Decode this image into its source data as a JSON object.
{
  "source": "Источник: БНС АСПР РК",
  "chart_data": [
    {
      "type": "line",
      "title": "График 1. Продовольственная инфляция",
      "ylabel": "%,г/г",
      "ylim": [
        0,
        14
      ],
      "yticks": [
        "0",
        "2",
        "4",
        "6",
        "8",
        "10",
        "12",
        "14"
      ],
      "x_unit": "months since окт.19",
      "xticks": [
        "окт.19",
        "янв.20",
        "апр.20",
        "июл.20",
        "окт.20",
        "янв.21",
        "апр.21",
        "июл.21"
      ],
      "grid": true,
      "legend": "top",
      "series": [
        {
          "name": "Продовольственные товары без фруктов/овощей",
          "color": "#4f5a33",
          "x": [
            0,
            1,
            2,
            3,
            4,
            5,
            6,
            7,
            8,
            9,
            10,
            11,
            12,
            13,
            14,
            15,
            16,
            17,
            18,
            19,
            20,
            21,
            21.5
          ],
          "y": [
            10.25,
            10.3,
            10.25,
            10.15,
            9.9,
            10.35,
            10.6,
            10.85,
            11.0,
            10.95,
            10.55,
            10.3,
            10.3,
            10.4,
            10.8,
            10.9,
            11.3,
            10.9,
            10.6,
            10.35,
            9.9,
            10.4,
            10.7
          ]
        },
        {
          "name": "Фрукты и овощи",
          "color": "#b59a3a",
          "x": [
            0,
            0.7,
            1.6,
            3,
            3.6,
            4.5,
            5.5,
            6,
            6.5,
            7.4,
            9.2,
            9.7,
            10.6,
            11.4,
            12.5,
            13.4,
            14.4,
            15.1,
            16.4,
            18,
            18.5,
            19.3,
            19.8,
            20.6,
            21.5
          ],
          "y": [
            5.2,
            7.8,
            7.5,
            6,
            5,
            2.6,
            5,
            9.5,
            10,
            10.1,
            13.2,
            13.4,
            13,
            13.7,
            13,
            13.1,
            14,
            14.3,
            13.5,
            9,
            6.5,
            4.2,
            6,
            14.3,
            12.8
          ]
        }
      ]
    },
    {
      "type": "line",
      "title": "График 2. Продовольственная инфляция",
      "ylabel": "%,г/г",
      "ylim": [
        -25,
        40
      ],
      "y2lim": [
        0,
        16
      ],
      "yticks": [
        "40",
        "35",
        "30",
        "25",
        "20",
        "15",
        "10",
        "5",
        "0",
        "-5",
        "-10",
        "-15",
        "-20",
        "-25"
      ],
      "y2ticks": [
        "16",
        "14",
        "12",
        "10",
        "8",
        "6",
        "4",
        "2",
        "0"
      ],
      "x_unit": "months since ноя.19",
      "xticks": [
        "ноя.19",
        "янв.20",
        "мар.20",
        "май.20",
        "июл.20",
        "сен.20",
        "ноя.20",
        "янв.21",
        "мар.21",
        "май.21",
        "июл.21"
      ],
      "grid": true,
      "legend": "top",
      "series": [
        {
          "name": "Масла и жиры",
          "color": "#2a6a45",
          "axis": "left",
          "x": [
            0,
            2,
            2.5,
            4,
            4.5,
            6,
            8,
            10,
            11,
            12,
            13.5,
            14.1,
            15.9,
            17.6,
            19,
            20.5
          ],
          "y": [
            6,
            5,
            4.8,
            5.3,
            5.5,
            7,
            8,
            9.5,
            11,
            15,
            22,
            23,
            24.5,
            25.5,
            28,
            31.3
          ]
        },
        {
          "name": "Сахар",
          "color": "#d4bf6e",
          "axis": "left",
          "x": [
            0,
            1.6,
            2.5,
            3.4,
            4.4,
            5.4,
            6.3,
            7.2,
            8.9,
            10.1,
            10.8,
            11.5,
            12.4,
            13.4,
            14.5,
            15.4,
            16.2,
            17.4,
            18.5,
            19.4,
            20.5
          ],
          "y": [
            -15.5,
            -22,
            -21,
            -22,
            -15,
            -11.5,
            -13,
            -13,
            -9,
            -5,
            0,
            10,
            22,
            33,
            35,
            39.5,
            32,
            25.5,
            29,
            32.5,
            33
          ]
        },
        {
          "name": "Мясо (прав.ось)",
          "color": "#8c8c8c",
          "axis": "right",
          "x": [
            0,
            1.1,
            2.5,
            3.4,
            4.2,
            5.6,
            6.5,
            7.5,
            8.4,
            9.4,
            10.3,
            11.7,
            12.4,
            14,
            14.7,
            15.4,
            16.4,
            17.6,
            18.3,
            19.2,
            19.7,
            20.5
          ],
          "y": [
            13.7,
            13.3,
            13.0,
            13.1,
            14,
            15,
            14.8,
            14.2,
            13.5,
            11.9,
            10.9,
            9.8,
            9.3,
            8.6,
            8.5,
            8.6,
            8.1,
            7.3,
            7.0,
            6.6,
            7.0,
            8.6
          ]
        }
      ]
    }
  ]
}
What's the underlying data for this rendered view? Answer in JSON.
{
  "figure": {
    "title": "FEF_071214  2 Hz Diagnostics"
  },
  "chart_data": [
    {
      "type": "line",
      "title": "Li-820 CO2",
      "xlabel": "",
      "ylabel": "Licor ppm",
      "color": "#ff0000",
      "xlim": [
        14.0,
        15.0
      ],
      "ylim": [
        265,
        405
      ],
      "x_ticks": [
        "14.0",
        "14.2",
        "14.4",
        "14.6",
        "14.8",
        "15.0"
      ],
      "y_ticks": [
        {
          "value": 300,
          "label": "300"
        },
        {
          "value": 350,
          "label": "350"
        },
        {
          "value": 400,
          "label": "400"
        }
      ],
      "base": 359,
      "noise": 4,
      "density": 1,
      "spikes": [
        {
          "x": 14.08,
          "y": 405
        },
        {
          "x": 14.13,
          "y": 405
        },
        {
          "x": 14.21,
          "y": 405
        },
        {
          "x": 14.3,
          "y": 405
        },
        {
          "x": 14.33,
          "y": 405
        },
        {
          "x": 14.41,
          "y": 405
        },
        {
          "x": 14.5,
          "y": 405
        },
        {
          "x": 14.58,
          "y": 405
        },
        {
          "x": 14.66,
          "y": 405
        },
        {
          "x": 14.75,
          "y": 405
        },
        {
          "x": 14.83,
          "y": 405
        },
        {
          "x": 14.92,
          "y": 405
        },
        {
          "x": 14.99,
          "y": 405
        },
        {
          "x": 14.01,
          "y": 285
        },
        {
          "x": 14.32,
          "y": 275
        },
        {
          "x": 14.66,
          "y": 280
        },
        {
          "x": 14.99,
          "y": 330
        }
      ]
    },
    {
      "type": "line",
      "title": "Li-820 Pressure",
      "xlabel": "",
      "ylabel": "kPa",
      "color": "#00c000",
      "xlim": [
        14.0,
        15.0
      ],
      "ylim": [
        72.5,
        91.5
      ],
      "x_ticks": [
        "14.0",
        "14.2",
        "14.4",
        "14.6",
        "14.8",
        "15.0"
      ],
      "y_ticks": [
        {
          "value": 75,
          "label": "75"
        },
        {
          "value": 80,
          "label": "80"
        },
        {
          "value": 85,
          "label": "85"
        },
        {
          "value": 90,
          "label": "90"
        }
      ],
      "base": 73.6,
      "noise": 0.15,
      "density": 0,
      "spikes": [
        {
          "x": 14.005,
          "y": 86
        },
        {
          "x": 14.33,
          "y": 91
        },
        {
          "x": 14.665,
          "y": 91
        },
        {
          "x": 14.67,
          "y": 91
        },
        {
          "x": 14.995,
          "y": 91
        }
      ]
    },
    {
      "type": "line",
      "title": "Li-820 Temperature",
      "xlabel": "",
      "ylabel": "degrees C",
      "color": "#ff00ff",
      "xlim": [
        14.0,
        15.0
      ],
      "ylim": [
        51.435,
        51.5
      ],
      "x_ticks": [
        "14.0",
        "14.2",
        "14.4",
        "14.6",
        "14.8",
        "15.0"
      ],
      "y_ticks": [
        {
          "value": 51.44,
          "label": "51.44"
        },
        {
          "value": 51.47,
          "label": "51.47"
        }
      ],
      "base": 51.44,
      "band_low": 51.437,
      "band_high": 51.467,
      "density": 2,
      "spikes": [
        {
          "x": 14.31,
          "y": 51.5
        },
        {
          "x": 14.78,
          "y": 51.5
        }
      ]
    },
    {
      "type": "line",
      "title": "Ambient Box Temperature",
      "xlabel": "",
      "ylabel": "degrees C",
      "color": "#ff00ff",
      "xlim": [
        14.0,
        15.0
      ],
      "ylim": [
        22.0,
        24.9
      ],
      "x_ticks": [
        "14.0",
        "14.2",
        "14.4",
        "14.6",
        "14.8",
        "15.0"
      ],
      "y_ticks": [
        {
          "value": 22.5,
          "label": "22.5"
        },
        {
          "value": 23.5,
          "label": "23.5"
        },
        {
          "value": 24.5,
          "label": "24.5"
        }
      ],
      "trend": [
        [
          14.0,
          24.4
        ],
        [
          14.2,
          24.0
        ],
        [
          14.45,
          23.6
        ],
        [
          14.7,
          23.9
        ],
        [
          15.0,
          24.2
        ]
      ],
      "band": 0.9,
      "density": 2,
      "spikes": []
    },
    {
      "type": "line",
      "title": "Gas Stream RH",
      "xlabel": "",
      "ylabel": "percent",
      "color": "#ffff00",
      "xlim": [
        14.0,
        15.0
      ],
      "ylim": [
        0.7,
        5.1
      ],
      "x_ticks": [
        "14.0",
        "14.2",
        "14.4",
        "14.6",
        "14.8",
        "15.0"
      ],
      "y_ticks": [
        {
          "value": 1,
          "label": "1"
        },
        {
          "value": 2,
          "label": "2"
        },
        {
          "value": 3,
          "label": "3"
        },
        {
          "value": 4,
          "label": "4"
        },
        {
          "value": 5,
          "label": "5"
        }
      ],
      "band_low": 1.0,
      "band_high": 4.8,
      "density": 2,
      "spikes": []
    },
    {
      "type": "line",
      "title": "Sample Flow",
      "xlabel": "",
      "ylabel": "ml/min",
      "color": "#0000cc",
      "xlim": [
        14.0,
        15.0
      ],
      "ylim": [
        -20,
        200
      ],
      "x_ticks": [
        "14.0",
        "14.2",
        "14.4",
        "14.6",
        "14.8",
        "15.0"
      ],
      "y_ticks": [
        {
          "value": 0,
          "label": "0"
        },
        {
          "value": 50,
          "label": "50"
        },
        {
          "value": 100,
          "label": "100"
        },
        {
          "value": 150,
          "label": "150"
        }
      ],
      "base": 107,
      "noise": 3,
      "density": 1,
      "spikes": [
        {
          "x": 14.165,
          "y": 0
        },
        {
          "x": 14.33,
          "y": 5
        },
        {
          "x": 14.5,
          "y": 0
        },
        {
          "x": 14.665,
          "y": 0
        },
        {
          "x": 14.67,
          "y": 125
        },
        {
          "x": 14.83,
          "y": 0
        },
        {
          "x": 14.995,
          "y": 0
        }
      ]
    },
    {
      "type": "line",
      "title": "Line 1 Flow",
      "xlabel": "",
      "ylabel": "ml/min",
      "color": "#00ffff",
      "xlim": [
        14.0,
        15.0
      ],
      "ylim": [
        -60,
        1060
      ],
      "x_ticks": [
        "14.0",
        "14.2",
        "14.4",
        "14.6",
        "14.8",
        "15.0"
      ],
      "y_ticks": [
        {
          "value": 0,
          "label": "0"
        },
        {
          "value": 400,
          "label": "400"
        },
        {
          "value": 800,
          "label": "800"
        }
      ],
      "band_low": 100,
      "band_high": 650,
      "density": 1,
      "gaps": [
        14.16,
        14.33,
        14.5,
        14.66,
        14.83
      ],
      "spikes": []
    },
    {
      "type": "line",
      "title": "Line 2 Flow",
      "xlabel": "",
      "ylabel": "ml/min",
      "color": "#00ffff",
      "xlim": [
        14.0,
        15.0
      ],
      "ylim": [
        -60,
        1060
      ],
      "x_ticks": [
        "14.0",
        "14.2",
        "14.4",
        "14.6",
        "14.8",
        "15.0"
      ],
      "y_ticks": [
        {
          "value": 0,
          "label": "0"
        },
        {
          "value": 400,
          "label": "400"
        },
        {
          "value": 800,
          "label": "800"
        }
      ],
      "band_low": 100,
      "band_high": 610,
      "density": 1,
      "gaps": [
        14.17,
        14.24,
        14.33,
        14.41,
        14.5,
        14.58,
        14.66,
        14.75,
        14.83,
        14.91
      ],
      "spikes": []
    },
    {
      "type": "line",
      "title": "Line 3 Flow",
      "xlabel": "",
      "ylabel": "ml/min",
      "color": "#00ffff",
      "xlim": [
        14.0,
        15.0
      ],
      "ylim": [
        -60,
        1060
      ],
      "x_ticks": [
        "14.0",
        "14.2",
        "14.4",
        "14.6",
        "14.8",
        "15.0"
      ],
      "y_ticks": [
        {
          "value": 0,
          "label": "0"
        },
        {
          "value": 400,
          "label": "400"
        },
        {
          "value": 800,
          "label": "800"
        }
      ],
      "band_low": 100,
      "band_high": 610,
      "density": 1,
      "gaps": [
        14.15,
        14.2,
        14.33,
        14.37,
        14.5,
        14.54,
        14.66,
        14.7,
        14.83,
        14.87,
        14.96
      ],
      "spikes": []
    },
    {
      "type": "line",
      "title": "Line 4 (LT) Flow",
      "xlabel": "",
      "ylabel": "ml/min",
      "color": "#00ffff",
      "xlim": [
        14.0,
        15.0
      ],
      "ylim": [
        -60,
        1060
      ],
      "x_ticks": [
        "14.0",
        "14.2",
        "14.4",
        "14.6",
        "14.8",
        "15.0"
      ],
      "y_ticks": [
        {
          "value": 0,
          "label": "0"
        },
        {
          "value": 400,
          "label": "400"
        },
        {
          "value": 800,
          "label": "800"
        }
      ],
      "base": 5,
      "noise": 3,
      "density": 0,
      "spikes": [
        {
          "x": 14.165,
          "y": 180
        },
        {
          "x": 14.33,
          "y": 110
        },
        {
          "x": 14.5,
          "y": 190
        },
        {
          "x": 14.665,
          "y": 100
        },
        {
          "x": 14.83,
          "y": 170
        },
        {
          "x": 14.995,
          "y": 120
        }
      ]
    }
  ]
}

Task details:
Look for the word "JSON" and return every line where it occurs.

Result for this exercise:
Decode this image into its source data as a JSON object.
What's the underlying data for this rendered view? Answer in JSON.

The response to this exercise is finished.